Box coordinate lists
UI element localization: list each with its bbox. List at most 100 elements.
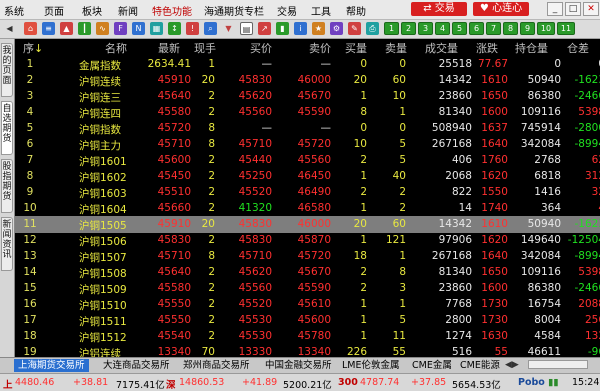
filter-icon[interactable]: ▼ bbox=[222, 22, 235, 35]
col-oi-diff[interactable]: 仓差 bbox=[567, 40, 589, 56]
sort-icon[interactable]: ↕ bbox=[168, 22, 181, 35]
col-last[interactable]: 最新 bbox=[158, 40, 180, 56]
menu-news[interactable]: 新闻 bbox=[118, 3, 138, 18]
tab-news-info[interactable]: 新闻资讯 bbox=[1, 217, 13, 271]
table-row[interactable]: 9 沪铜1603 45510 2 45520 46490 2 2 822 1550 1416 32 bbox=[15, 184, 600, 201]
f10-icon[interactable]: F bbox=[114, 22, 127, 35]
table-row[interactable]: 16 沪铜1510 45550 2 45520 45610 1 1 7768 1730 16754 2… bbox=[15, 296, 600, 313]
table-row[interactable]: 1金属指数2634.411——002551877.6700 bbox=[15, 56, 600, 73]
menu-sector[interactable]: 板块 bbox=[82, 3, 102, 18]
col-askv[interactable]: 卖量 bbox=[385, 40, 407, 56]
tab-cme-energy[interactable]: CME能源 bbox=[460, 359, 500, 372]
info-icon[interactable]: i bbox=[294, 22, 307, 35]
cell-ask-volume: 5 bbox=[399, 314, 406, 326]
table-row[interactable]: 10沪铜16044566024132046580121417403644 bbox=[15, 200, 600, 217]
home-icon[interactable]: ⌂ bbox=[24, 22, 37, 35]
page-button-2[interactable]: 2 bbox=[401, 22, 416, 35]
minute-icon[interactable]: ∿ bbox=[96, 22, 109, 35]
table-row[interactable]: 14 沪铜1508 45640 2 45620 45670 2 8 81340 1650 10911… bbox=[15, 264, 600, 281]
multi-window-icon[interactable]: ▦ bbox=[150, 22, 163, 35]
table-row[interactable]: 6 沪铜主力 45710 8 45710 45720 10 5 267168 1640 342084… bbox=[15, 136, 600, 153]
tab-lme[interactable]: LME伦敦金属 bbox=[342, 359, 400, 372]
page-button-5[interactable]: 5 bbox=[452, 22, 467, 35]
table-row[interactable]: 3 沪铜连三 45640 2 45620 45670 1 10 23860 1650 86380 -2… bbox=[15, 88, 600, 105]
star-icon[interactable]: ★ bbox=[312, 22, 325, 35]
table-row[interactable]: 11 沪铜1505 45910 20 45830 46000 20 60 14342 1610 50… bbox=[15, 216, 600, 233]
trend-icon[interactable]: ↗ bbox=[258, 22, 271, 35]
col-bidv[interactable]: 买量 bbox=[345, 40, 367, 56]
col-ask[interactable]: 卖价 bbox=[309, 40, 331, 56]
bar-chart-icon[interactable]: ▮ bbox=[276, 22, 289, 35]
menu-haitong-column[interactable]: 海通期货专栏 bbox=[204, 3, 264, 18]
page-button-9[interactable]: 9 bbox=[520, 22, 535, 35]
tab-index-futures[interactable]: 股指期货 bbox=[1, 159, 13, 213]
table-row[interactable]: 15 沪铜1509 45580 2 45560 45590 2 3 23860 1600 86380… bbox=[15, 280, 600, 297]
col-seq[interactable]: 序↓ bbox=[23, 40, 43, 56]
col-change[interactable]: 涨跌 bbox=[476, 40, 498, 56]
ticker-sh-amount: 7175.41亿 bbox=[116, 380, 165, 391]
heart-button[interactable]: ♥ 心连心 bbox=[473, 2, 529, 16]
page-button-8[interactable]: 8 bbox=[503, 22, 518, 35]
menu-page[interactable]: 页面 bbox=[44, 3, 64, 18]
tab-dce[interactable]: 大连商品交易所 bbox=[103, 359, 170, 372]
cell-ask: 46000 bbox=[297, 74, 331, 86]
menu-help[interactable]: 帮助 bbox=[346, 3, 366, 18]
col-name[interactable]: 名称 bbox=[105, 40, 127, 56]
chart-icon[interactable]: ▲ bbox=[60, 22, 73, 35]
table-row[interactable]: 13 沪铜1507 45710 8 45710 45720 18 1 267168 1640 342… bbox=[15, 248, 600, 265]
table-row[interactable]: 17 沪铜1511 45550 2 45530 45600 1 5 2800 1730 8004 25… bbox=[15, 312, 600, 329]
col-hand[interactable]: 现手 bbox=[194, 40, 216, 56]
cell-ask-volume: 3 bbox=[399, 282, 406, 294]
cell-volume: 14342 bbox=[438, 74, 472, 86]
quote-icon[interactable]: ≡ bbox=[42, 22, 55, 35]
cell-last: 45710 bbox=[157, 250, 191, 262]
tab-cffex[interactable]: 中国金融交易所 bbox=[265, 359, 332, 372]
cell-last: 45720 bbox=[157, 122, 191, 134]
alert-icon[interactable]: ! bbox=[186, 22, 199, 35]
page-button-1[interactable]: 1 bbox=[384, 22, 399, 35]
table-row[interactable]: 12 沪铜1506 45830 2 45830 45870 1 121 97906 1620 149… bbox=[15, 232, 600, 249]
maximize-button[interactable]: □ bbox=[565, 2, 581, 16]
tool-icon[interactable]: ✎ bbox=[348, 22, 361, 35]
print-icon[interactable]: ⎙ bbox=[366, 22, 379, 35]
tab-my-page[interactable]: 我的页面 bbox=[1, 43, 13, 97]
col-open-interest[interactable]: 持仓量 bbox=[515, 40, 548, 56]
horizontal-scrollbar[interactable] bbox=[528, 360, 588, 369]
back-icon[interactable]: ◀ bbox=[3, 22, 16, 35]
settings-icon[interactable]: ⚙ bbox=[330, 22, 343, 35]
page-button-3[interactable]: 3 bbox=[418, 22, 433, 35]
table-icon[interactable]: ▤ bbox=[240, 22, 253, 35]
col-volume[interactable]: 成交量 bbox=[425, 40, 458, 56]
table-row[interactable]: 19 沪铝连续 13340 70 13330 13340 226 55 516 55 46611 -9… bbox=[15, 344, 600, 357]
close-button[interactable]: ✕ bbox=[583, 2, 599, 16]
table-row[interactable]: 8 沪铜1602 45450 2 45250 46450 1 40 2068 1620 6818 31… bbox=[15, 168, 600, 185]
scroll-left-icon[interactable]: ◀▶ bbox=[505, 360, 519, 370]
table-row[interactable]: 5 沪铜指数 45720 8 — — 0 0 508940 1637 745914 -2800 bbox=[15, 120, 600, 137]
table-row[interactable]: 7 沪铜1601 45600 2 45440 45560 2 5 406 1760 2768 62 bbox=[15, 152, 600, 169]
menu-tools[interactable]: 工具 bbox=[311, 3, 331, 18]
page-button-7[interactable]: 7 bbox=[486, 22, 501, 35]
page-button-4[interactable]: 4 bbox=[435, 22, 450, 35]
table-row[interactable]: 4 沪铜连四 45580 2 45560 45590 8 1 81340 1600 109116 53… bbox=[15, 104, 600, 121]
ticker-300-amount: 5654.53亿 bbox=[452, 380, 501, 391]
menu-system[interactable]: 系统 bbox=[4, 3, 24, 18]
tab-self-futures[interactable]: 自选期货 bbox=[1, 101, 13, 155]
tab-czce[interactable]: 郑州商品交易所 bbox=[183, 359, 250, 372]
tab-shfe[interactable]: 上海期货交易所 bbox=[14, 359, 89, 372]
tab-cme-metal[interactable]: CME金属 bbox=[412, 359, 452, 372]
table-row[interactable]: 2 沪铜连续 45910 20 45830 46000 20 60 14342 1610 50940… bbox=[15, 72, 600, 89]
trade-button[interactable]: ⇄ 交易 bbox=[411, 2, 467, 16]
minimize-button[interactable]: _ bbox=[547, 2, 563, 16]
col-bid[interactable]: 买价 bbox=[250, 40, 272, 56]
news-icon[interactable]: N bbox=[132, 22, 145, 35]
cell-volume: 1274 bbox=[445, 330, 472, 342]
table-row[interactable]: 18 沪铜1512 45540 2 45530 45780 1 11 1274 1630 4584 1… bbox=[15, 328, 600, 345]
search-icon[interactable]: ⌕ bbox=[204, 22, 217, 35]
cell-name: 沪铜1603 bbox=[79, 188, 127, 200]
kline-icon[interactable]: ┃ bbox=[78, 22, 91, 35]
page-button-6[interactable]: 6 bbox=[469, 22, 484, 35]
page-button-10[interactable]: 10 bbox=[537, 22, 555, 35]
menu-trade[interactable]: 交易 bbox=[277, 3, 297, 18]
page-button-11[interactable]: 11 bbox=[557, 22, 575, 35]
menu-features[interactable]: 特色功能 bbox=[152, 3, 192, 18]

● Given exercise: Quote the lines above word for word, starting at the line containing "filter-icon[interactable]: ▼ bbox=[222, 22, 235, 35]" and ending at the line containing "col-ask[interactable]: 卖价 bbox=[309, 40, 331, 56]".

● Task result:
filter-icon[interactable]: ▼ bbox=[222, 22, 235, 35]
col-oi-diff[interactable]: 仓差 bbox=[567, 40, 589, 56]
sort-icon[interactable]: ↕ bbox=[168, 22, 181, 35]
col-last[interactable]: 最新 bbox=[158, 40, 180, 56]
menu-news[interactable]: 新闻 bbox=[118, 3, 138, 18]
tab-news-info[interactable]: 新闻资讯 bbox=[1, 217, 13, 271]
table-row[interactable]: 9 沪铜1603 45510 2 45520 46490 2 2 822 1550 1416 32 bbox=[15, 184, 600, 201]
f10-icon[interactable]: F bbox=[114, 22, 127, 35]
table-row[interactable]: 16 沪铜1510 45550 2 45520 45610 1 1 7768 1730 16754 2… bbox=[15, 296, 600, 313]
table-row[interactable]: 1金属指数2634.411——002551877.6700 bbox=[15, 56, 600, 73]
menu-sector[interactable]: 板块 bbox=[82, 3, 102, 18]
col-askv[interactable]: 卖量 bbox=[385, 40, 407, 56]
tab-cme-energy[interactable]: CME能源 bbox=[460, 359, 500, 372]
info-icon[interactable]: i bbox=[294, 22, 307, 35]
cell-ask-volume: 5 bbox=[399, 314, 406, 326]
table-row[interactable]: 10沪铜16044566024132046580121417403644 bbox=[15, 200, 600, 217]
home-icon[interactable]: ⌂ bbox=[24, 22, 37, 35]
page-button-2[interactable]: 2 bbox=[401, 22, 416, 35]
minute-icon[interactable]: ∿ bbox=[96, 22, 109, 35]
table-row[interactable]: 14 沪铜1508 45640 2 45620 45670 2 8 81340 1650 10911… bbox=[15, 264, 600, 281]
multi-window-icon[interactable]: ▦ bbox=[150, 22, 163, 35]
table-row[interactable]: 6 沪铜主力 45710 8 45710 45720 10 5 267168 1640 342084… bbox=[15, 136, 600, 153]
tab-lme[interactable]: LME伦敦金属 bbox=[342, 359, 400, 372]
page-button-5[interactable]: 5 bbox=[452, 22, 467, 35]
table-row[interactable]: 3 沪铜连三 45640 2 45620 45670 1 10 23860 1650 86380 -2… bbox=[15, 88, 600, 105]
star-icon[interactable]: ★ bbox=[312, 22, 325, 35]
table-row[interactable]: 11 沪铜1505 45910 20 45830 46000 20 60 14342 1610 50… bbox=[15, 216, 600, 233]
trend-icon[interactable]: ↗ bbox=[258, 22, 271, 35]
col-bidv[interactable]: 买量 bbox=[345, 40, 367, 56]
col-ask[interactable]: 卖价 bbox=[309, 40, 331, 56]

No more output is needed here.